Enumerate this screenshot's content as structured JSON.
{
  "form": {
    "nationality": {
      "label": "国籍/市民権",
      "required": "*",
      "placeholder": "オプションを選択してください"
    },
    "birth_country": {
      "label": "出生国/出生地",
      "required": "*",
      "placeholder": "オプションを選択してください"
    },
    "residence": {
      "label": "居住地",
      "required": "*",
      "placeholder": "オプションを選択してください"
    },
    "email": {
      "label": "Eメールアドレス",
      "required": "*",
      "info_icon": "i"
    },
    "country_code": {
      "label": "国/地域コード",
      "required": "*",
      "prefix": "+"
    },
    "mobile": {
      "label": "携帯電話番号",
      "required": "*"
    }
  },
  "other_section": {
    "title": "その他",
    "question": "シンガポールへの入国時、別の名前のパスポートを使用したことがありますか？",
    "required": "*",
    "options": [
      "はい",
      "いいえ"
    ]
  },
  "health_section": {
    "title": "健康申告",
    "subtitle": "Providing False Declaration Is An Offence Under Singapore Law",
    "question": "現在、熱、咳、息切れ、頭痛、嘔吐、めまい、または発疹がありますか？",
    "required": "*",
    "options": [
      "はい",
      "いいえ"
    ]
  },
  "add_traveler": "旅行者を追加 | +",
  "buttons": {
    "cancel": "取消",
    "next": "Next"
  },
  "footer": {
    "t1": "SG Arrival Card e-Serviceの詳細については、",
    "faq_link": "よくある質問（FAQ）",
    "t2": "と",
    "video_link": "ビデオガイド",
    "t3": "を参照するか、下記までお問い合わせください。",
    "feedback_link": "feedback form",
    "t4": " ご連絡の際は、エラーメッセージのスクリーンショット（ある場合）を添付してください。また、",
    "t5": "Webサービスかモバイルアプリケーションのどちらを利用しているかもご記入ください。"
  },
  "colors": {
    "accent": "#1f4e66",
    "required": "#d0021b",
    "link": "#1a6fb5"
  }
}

____________

Read the entries and select each line where the word "question" is found.

Expected answer:
    "question": "シンガポールへの入国時、別の名前のパスポートを使用したことがありますか？",
    "question": "現在、熱、咳、息切れ、頭痛、嘔吐、めまい、または発疹がありますか？",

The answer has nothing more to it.